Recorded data

═══

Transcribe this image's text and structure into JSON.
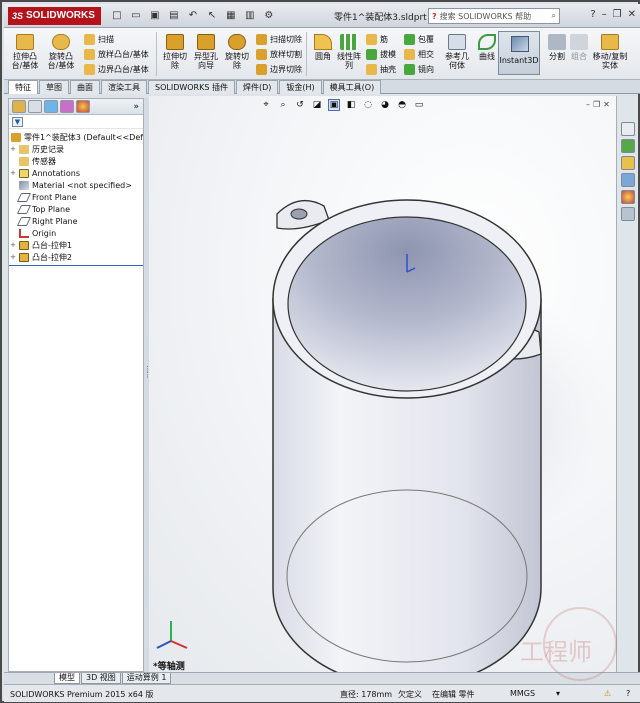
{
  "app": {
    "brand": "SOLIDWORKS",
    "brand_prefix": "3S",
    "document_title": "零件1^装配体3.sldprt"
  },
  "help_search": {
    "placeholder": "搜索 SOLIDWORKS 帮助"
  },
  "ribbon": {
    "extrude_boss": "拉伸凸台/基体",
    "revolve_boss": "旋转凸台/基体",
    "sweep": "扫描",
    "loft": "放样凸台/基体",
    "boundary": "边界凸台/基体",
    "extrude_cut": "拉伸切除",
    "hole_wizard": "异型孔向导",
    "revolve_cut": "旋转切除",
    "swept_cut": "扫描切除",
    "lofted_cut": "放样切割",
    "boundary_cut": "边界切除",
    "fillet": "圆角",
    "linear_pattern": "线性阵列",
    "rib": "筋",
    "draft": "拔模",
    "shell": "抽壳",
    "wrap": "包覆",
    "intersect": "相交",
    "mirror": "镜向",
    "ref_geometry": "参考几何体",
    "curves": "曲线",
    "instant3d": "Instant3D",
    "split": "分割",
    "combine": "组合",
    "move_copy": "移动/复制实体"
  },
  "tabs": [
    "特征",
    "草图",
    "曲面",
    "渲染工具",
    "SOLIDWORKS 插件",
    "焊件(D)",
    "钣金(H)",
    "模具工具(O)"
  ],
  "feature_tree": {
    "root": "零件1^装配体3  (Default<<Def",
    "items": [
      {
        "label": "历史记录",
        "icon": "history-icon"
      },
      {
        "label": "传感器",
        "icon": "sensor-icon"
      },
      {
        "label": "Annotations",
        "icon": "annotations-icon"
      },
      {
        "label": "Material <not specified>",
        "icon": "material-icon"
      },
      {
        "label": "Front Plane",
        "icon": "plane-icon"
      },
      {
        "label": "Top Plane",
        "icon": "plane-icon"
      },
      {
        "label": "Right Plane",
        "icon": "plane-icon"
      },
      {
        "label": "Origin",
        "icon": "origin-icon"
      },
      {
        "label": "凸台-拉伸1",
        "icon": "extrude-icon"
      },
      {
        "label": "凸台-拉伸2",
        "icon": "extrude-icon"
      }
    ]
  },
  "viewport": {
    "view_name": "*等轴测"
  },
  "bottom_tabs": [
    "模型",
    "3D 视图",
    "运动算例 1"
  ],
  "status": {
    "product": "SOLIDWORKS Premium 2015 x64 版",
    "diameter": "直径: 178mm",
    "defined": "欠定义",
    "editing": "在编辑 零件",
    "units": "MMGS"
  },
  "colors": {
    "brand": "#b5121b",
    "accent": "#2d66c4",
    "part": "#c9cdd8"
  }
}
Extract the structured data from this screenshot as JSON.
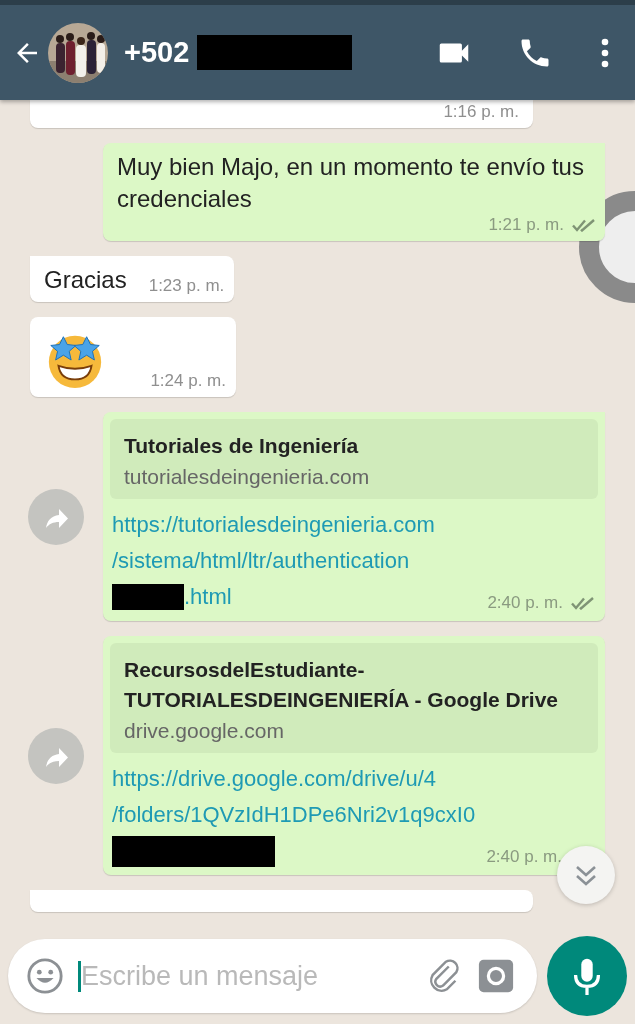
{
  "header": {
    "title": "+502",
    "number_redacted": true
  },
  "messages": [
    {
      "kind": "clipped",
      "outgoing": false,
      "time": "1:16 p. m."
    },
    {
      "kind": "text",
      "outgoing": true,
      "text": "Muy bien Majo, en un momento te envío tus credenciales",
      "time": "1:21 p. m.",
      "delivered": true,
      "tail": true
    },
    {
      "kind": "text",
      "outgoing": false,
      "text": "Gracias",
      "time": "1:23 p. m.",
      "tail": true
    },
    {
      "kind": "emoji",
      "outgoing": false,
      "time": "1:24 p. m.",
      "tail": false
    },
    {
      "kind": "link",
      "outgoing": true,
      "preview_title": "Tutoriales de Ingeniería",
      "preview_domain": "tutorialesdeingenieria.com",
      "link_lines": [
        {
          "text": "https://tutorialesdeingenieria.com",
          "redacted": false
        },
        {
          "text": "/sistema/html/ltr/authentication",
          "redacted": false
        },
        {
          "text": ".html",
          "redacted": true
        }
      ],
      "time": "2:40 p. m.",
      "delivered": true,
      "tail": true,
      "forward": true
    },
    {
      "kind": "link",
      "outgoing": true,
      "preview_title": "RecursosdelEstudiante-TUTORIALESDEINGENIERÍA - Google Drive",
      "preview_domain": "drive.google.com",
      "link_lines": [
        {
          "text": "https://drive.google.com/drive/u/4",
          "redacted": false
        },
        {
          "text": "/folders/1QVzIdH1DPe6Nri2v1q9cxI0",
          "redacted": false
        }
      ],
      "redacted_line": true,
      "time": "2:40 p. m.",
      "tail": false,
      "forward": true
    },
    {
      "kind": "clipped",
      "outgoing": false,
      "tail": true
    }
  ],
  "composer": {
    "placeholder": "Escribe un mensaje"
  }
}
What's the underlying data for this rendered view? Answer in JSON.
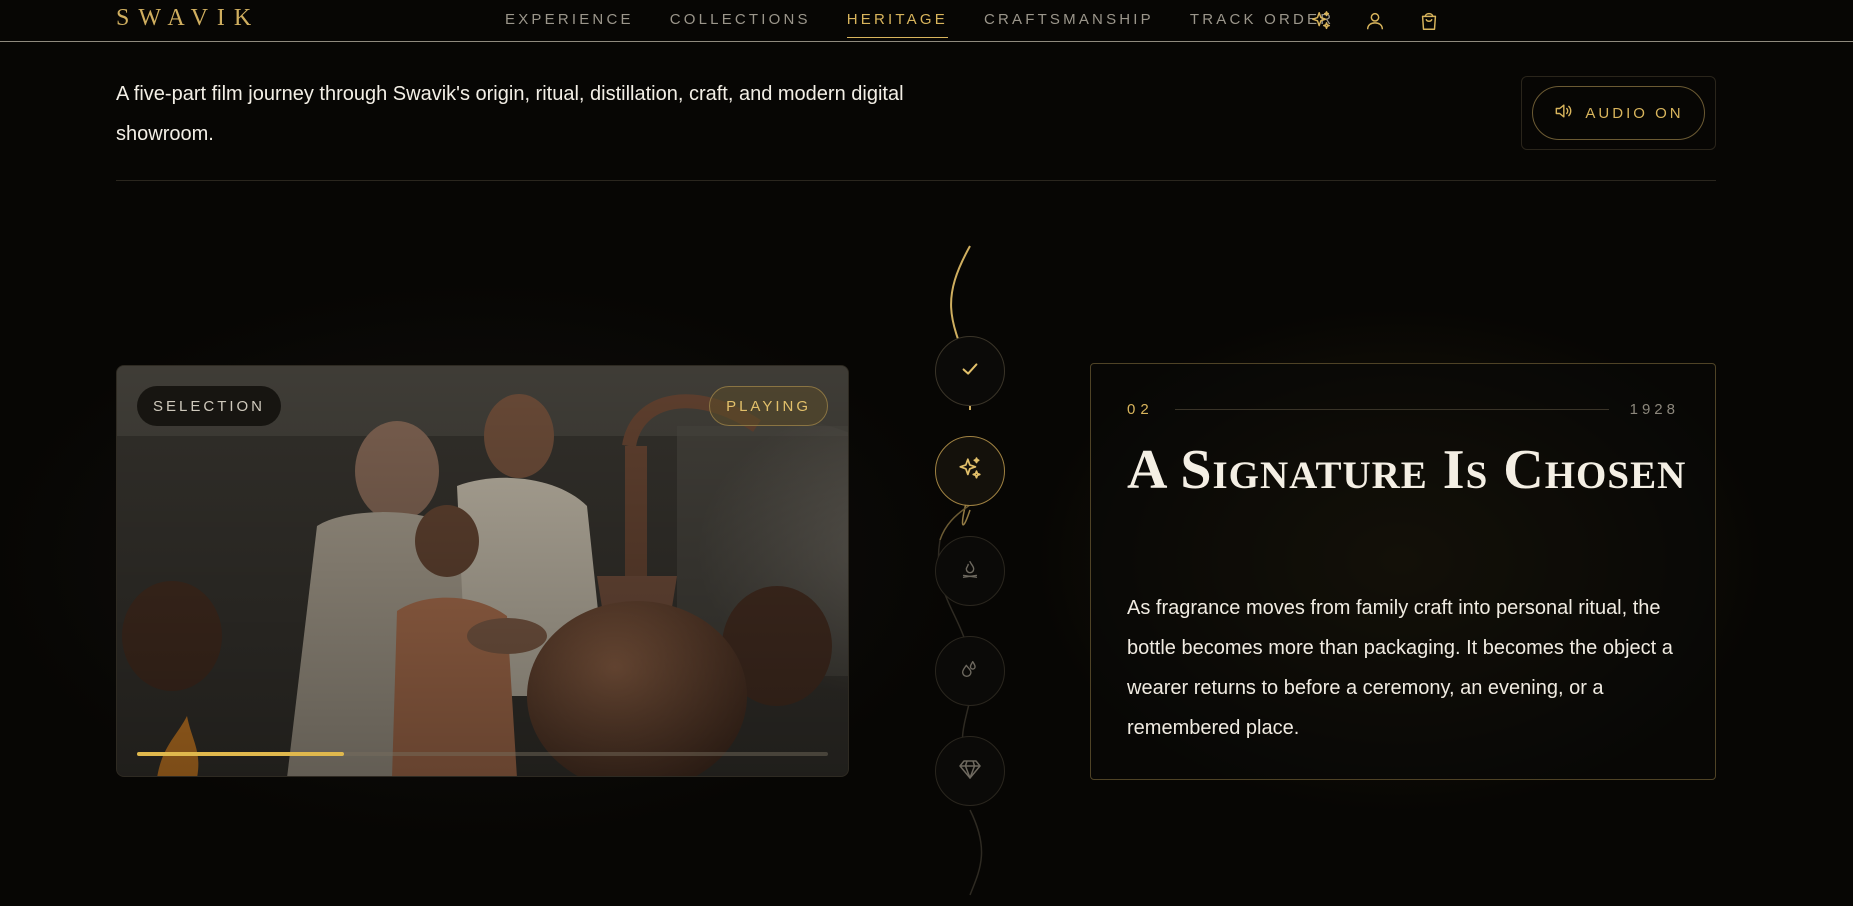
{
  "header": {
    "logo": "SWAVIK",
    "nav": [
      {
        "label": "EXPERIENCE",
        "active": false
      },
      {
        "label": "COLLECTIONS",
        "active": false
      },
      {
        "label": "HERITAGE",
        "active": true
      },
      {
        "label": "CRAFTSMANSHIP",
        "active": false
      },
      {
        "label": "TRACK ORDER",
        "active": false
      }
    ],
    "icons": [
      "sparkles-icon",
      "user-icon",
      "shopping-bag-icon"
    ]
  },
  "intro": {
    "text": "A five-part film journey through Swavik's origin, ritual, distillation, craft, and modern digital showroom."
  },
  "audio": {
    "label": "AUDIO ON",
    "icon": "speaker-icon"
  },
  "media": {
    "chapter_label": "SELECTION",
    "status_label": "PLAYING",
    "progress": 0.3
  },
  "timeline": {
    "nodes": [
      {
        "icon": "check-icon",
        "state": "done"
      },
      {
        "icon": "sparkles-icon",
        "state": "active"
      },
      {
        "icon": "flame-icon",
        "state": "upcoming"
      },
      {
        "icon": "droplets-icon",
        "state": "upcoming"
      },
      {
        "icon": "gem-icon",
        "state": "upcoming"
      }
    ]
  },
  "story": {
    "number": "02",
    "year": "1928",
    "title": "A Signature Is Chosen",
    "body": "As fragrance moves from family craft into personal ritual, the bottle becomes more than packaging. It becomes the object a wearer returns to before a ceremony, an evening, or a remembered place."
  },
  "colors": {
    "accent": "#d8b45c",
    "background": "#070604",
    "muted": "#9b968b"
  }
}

═══

STATED TASK | Every line of the data above should be quoted exactly. Omit the pictures.

FULL RESPONSE |
Transcribe this image's text and structure into JSON.
{
  "app": {
    "brand": "SOLIDWORKS",
    "brand_prefix": "3S",
    "document_title": "零件1^装配体3.sldprt"
  },
  "help_search": {
    "placeholder": "搜索 SOLIDWORKS 帮助"
  },
  "ribbon": {
    "extrude_boss": "拉伸凸台/基体",
    "revolve_boss": "旋转凸台/基体",
    "sweep": "扫描",
    "loft": "放样凸台/基体",
    "boundary": "边界凸台/基体",
    "extrude_cut": "拉伸切除",
    "hole_wizard": "异型孔向导",
    "revolve_cut": "旋转切除",
    "swept_cut": "扫描切除",
    "lofted_cut": "放样切割",
    "boundary_cut": "边界切除",
    "fillet": "圆角",
    "linear_pattern": "线性阵列",
    "rib": "筋",
    "draft": "拔模",
    "shell": "抽壳",
    "wrap": "包覆",
    "intersect": "相交",
    "mirror": "镜向",
    "ref_geometry": "参考几何体",
    "curves": "曲线",
    "instant3d": "Instant3D",
    "split": "分割",
    "combine": "组合",
    "move_copy": "移动/复制实体"
  },
  "tabs": [
    "特征",
    "草图",
    "曲面",
    "渲染工具",
    "SOLIDWORKS 插件",
    "焊件(D)",
    "钣金(H)",
    "模具工具(O)"
  ],
  "feature_tree": {
    "root": "零件1^装配体3  (Default<<Def",
    "items": [
      {
        "label": "历史记录",
        "icon": "history-icon"
      },
      {
        "label": "传感器",
        "icon": "sensor-icon"
      },
      {
        "label": "Annotations",
        "icon": "annotations-icon"
      },
      {
        "label": "Material <not specified>",
        "icon": "material-icon"
      },
      {
        "label": "Front Plane",
        "icon": "plane-icon"
      },
      {
        "label": "Top Plane",
        "icon": "plane-icon"
      },
      {
        "label": "Right Plane",
        "icon": "plane-icon"
      },
      {
        "label": "Origin",
        "icon": "origin-icon"
      },
      {
        "label": "凸台-拉伸1",
        "icon": "extrude-icon"
      },
      {
        "label": "凸台-拉伸2",
        "icon": "extrude-icon"
      }
    ]
  },
  "viewport": {
    "view_name": "*等轴测"
  },
  "bottom_tabs": [
    "模型",
    "3D 视图",
    "运动算例 1"
  ],
  "status": {
    "product": "SOLIDWORKS Premium 2015 x64 版",
    "diameter": "直径: 178mm",
    "defined": "欠定义",
    "editing": "在编辑 零件",
    "units": "MMGS"
  },
  "colors": {
    "brand": "#b5121b",
    "accent": "#2d66c4",
    "part": "#c9cdd8"
  }
}
Extract the structured data from this screenshot as JSON.
{
  "header": {
    "title": "+502",
    "number_redacted": true
  },
  "messages": [
    {
      "kind": "clipped",
      "outgoing": false,
      "time": "1:16 p. m."
    },
    {
      "kind": "text",
      "outgoing": true,
      "text": "Muy bien Majo, en un momento te envío tus credenciales",
      "time": "1:21 p. m.",
      "delivered": true,
      "tail": true
    },
    {
      "kind": "text",
      "outgoing": false,
      "text": "Gracias",
      "time": "1:23 p. m.",
      "tail": true
    },
    {
      "kind": "emoji",
      "outgoing": false,
      "time": "1:24 p. m.",
      "tail": false
    },
    {
      "kind": "link",
      "outgoing": true,
      "preview_title": "Tutoriales de Ingeniería",
      "preview_domain": "tutorialesdeingenieria.com",
      "link_lines": [
        {
          "text": "https://tutorialesdeingenieria.com",
          "redacted": false
        },
        {
          "text": "/sistema/html/ltr/authentication",
          "redacted": false
        },
        {
          "text": ".html",
          "redacted": true
        }
      ],
      "time": "2:40 p. m.",
      "delivered": true,
      "tail": true,
      "forward": true
    },
    {
      "kind": "link",
      "outgoing": true,
      "preview_title": "RecursosdelEstudiante-TUTORIALESDEINGENIERÍA - Google Drive",
      "preview_domain": "drive.google.com",
      "link_lines": [
        {
          "text": "https://drive.google.com/drive/u/4",
          "redacted": false
        },
        {
          "text": "/folders/1QVzIdH1DPe6Nri2v1q9cxI0",
          "redacted": false
        }
      ],
      "redacted_line": true,
      "time": "2:40 p. m.",
      "tail": false,
      "forward": true
    },
    {
      "kind": "clipped",
      "outgoing": false,
      "tail": true
    }
  ],
  "composer": {
    "placeholder": "Escribe un mensaje"
  }
}
What's the underlying data for this rendered view? Answer in JSON.
{
  "header": {
    "logo": "SWAVIK",
    "nav": [
      {
        "label": "EXPERIENCE",
        "active": false
      },
      {
        "label": "COLLECTIONS",
        "active": false
      },
      {
        "label": "HERITAGE",
        "active": true
      },
      {
        "label": "CRAFTSMANSHIP",
        "active": false
      },
      {
        "label": "TRACK ORDER",
        "active": false
      }
    ],
    "icons": [
      "sparkles-icon",
      "user-icon",
      "shopping-bag-icon"
    ]
  },
  "intro": {
    "text": "A five-part film journey through Swavik's origin, ritual, distillation, craft, and modern digital showroom."
  },
  "audio": {
    "label": "AUDIO ON",
    "icon": "speaker-icon"
  },
  "media": {
    "chapter_label": "SELECTION",
    "status_label": "PLAYING",
    "progress": 0.3
  },
  "timeline": {
    "nodes": [
      {
        "icon": "check-icon",
        "state": "done"
      },
      {
        "icon": "sparkles-icon",
        "state": "active"
      },
      {
        "icon": "flame-icon",
        "state": "upcoming"
      },
      {
        "icon": "droplets-icon",
        "state": "upcoming"
      },
      {
        "icon": "gem-icon",
        "state": "upcoming"
      }
    ]
  },
  "story": {
    "number": "02",
    "year": "1928",
    "title": "A Signature Is Chosen",
    "body": "As fragrance moves from family craft into personal ritual, the bottle becomes more than packaging. It becomes the object a wearer returns to before a ceremony, an evening, or a remembered place."
  },
  "colors": {
    "accent": "#d8b45c",
    "background": "#070604",
    "muted": "#9b968b"
  }
}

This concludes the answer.